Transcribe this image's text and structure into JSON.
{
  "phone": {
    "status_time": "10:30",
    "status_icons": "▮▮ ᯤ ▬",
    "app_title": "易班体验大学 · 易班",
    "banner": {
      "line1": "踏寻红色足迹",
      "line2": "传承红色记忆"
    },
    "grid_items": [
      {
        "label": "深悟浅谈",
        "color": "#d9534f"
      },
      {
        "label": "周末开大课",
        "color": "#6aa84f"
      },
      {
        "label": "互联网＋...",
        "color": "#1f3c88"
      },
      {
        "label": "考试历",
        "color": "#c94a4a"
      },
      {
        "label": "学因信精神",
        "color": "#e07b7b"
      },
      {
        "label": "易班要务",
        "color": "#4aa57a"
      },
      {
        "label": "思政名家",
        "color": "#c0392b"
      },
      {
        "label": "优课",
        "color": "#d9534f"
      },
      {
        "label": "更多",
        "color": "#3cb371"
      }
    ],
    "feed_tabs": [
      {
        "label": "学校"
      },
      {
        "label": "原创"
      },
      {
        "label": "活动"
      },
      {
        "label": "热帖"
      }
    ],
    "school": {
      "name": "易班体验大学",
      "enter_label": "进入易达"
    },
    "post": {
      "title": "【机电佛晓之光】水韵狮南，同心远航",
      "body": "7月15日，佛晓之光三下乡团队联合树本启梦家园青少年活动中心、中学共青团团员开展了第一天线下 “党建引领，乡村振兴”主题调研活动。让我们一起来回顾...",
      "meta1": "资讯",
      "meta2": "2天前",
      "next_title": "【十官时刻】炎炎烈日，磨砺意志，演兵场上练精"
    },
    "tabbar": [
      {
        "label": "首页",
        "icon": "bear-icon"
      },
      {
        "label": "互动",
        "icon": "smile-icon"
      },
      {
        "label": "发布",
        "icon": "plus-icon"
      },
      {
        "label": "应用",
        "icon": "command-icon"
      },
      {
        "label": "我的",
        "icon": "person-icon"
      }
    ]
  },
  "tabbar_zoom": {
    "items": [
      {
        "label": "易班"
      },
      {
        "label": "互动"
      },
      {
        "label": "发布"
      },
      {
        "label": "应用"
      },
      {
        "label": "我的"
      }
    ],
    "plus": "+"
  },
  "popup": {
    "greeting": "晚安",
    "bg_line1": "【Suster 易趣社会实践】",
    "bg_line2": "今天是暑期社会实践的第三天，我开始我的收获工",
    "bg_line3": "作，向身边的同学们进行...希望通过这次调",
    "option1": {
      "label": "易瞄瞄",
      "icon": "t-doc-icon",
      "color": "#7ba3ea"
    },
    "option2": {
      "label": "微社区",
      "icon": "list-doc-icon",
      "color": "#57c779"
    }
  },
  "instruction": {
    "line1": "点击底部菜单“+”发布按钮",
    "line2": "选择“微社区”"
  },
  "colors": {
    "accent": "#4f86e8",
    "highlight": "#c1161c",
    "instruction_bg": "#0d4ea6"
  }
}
####
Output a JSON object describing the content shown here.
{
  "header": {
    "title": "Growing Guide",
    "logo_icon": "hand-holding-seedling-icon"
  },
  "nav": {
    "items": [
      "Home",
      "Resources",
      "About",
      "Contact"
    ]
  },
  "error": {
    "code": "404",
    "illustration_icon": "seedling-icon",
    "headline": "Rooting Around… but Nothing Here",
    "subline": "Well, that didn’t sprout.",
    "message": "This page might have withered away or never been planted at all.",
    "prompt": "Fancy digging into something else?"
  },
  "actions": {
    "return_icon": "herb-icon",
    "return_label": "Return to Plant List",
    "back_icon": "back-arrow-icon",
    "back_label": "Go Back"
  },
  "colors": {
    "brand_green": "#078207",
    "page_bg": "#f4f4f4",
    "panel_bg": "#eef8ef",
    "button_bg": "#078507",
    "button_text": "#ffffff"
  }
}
####
- _TASK OBJECTIVE_
From the entries above, select each line containing the string "JSON".

- _SOLUTION TO THIS PROBLEM_
Transcribe this image's text and structure into JSON.
Output a JSON object describing the content shown here.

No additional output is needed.